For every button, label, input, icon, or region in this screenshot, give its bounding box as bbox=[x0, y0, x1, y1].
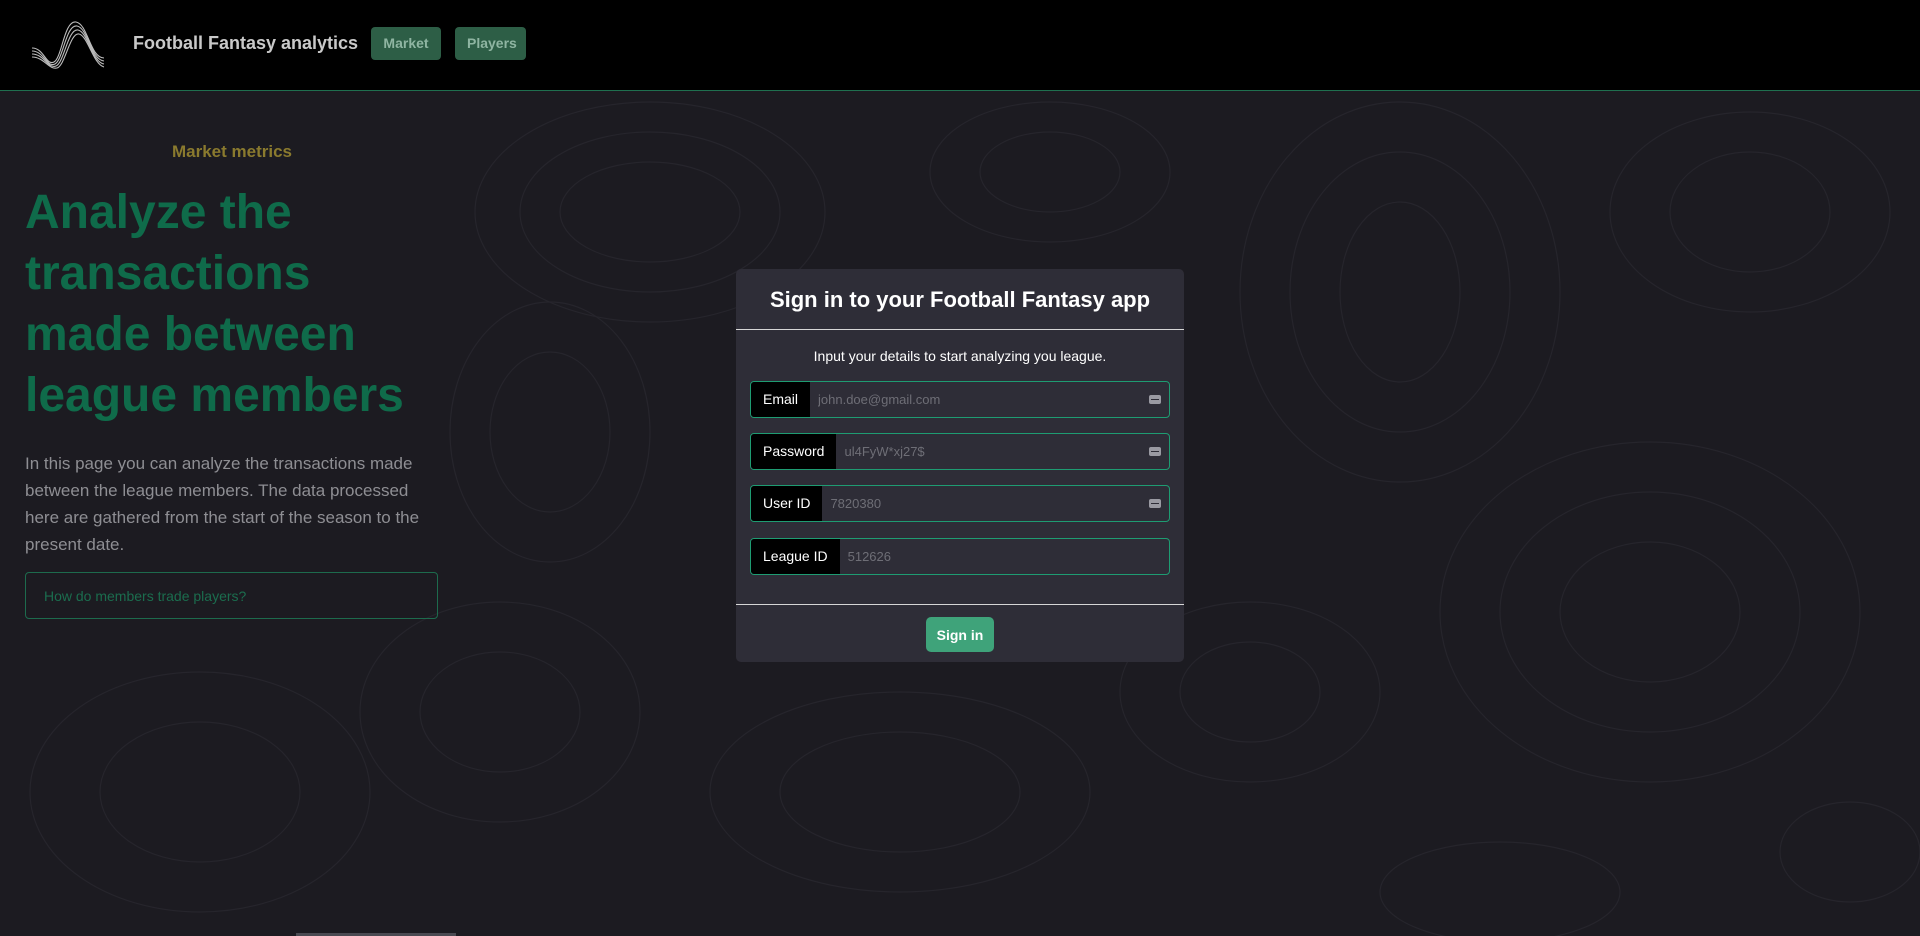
league-id-field: League ID bbox=[750, 538, 1170, 575]
brand-title[interactable]: Football Fantasy analytics bbox=[133, 33, 358, 54]
card-divider-bottom bbox=[736, 604, 1184, 605]
keyboard-autofill-icon[interactable] bbox=[1141, 486, 1169, 521]
user-id-input[interactable] bbox=[822, 486, 1141, 521]
nav-market-button[interactable]: Market bbox=[371, 27, 441, 60]
nav-players-button[interactable]: Players bbox=[455, 27, 526, 60]
wave-lines-logo-icon[interactable] bbox=[30, 18, 106, 70]
email-label: Email bbox=[751, 382, 811, 417]
password-field: Password bbox=[750, 433, 1170, 470]
top-navigation-bar: Football Fantasy analytics Market Player… bbox=[0, 0, 1920, 91]
signin-title: Sign in to your Football Fantasy app bbox=[769, 287, 1151, 312]
keyboard-autofill-icon[interactable] bbox=[1141, 382, 1169, 417]
card-divider-top bbox=[736, 329, 1184, 330]
trade-question-button[interactable]: How do members trade players? bbox=[25, 572, 438, 619]
password-input[interactable] bbox=[836, 434, 1141, 469]
hero-description: In this page you can analyze the transac… bbox=[25, 454, 420, 554]
hero-headline: Analyze the transactions made between le… bbox=[25, 186, 404, 422]
sign-in-button[interactable]: Sign in bbox=[926, 617, 994, 652]
email-field: Email bbox=[750, 381, 1170, 418]
user-id-label: User ID bbox=[751, 486, 823, 521]
signin-card: Sign in to your Football Fantasy app Inp… bbox=[736, 269, 1184, 662]
keyboard-autofill-icon[interactable] bbox=[1141, 434, 1169, 469]
hero-eyebrow: Market metrics bbox=[171, 142, 292, 161]
signin-subtitle: Input your details to start analyzing yo… bbox=[813, 348, 1107, 364]
league-id-label: League ID bbox=[751, 539, 840, 574]
league-id-input[interactable] bbox=[839, 539, 1169, 574]
user-id-field: User ID bbox=[750, 485, 1170, 522]
email-input[interactable] bbox=[810, 382, 1141, 417]
password-label: Password bbox=[751, 434, 837, 469]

★ ★ ★

Mettez à jour les entrées ci-dessus en remplaçant chaque occurrence de « Football Fantasy » par « Fantasy Football », sans rien modifier d'autre. Ne reprenez pas les images dans votre réponse.

### Résultat attendu:
For every button, label, input, icon, or region in this screenshot, give its bounding box as bbox=[x0, y0, x1, y1].
league-id-field: League ID bbox=[750, 538, 1170, 575]
brand-title[interactable]: Fantasy Football analytics bbox=[133, 33, 358, 54]
card-divider-bottom bbox=[736, 604, 1184, 605]
keyboard-autofill-icon[interactable] bbox=[1141, 486, 1169, 521]
user-id-input[interactable] bbox=[822, 486, 1141, 521]
nav-market-button[interactable]: Market bbox=[371, 27, 441, 60]
nav-players-button[interactable]: Players bbox=[455, 27, 526, 60]
wave-lines-logo-icon[interactable] bbox=[30, 18, 106, 70]
email-label: Email bbox=[751, 382, 811, 417]
password-field: Password bbox=[750, 433, 1170, 470]
top-navigation-bar: Fantasy Football analytics Market Player… bbox=[0, 0, 1920, 91]
signin-title: Sign in to your Fantasy Football app bbox=[769, 287, 1151, 312]
keyboard-autofill-icon[interactable] bbox=[1141, 382, 1169, 417]
card-divider-top bbox=[736, 329, 1184, 330]
trade-question-button[interactable]: How do members trade players? bbox=[25, 572, 438, 619]
password-input[interactable] bbox=[836, 434, 1141, 469]
hero-description: In this page you can analyze the transac… bbox=[25, 454, 420, 554]
hero-headline: Analyze the transactions made between le… bbox=[25, 186, 404, 422]
sign-in-button[interactable]: Sign in bbox=[926, 617, 994, 652]
email-field: Email bbox=[750, 381, 1170, 418]
user-id-label: User ID bbox=[751, 486, 823, 521]
signin-card: Sign in to your Fantasy Football app Inp… bbox=[736, 269, 1184, 662]
keyboard-autofill-icon[interactable] bbox=[1141, 434, 1169, 469]
hero-eyebrow: Market metrics bbox=[171, 142, 292, 161]
signin-subtitle: Input your details to start analyzing yo… bbox=[813, 348, 1107, 364]
league-id-label: League ID bbox=[751, 539, 840, 574]
league-id-input[interactable] bbox=[839, 539, 1169, 574]
user-id-field: User ID bbox=[750, 485, 1170, 522]
email-input[interactable] bbox=[810, 382, 1141, 417]
password-label: Password bbox=[751, 434, 837, 469]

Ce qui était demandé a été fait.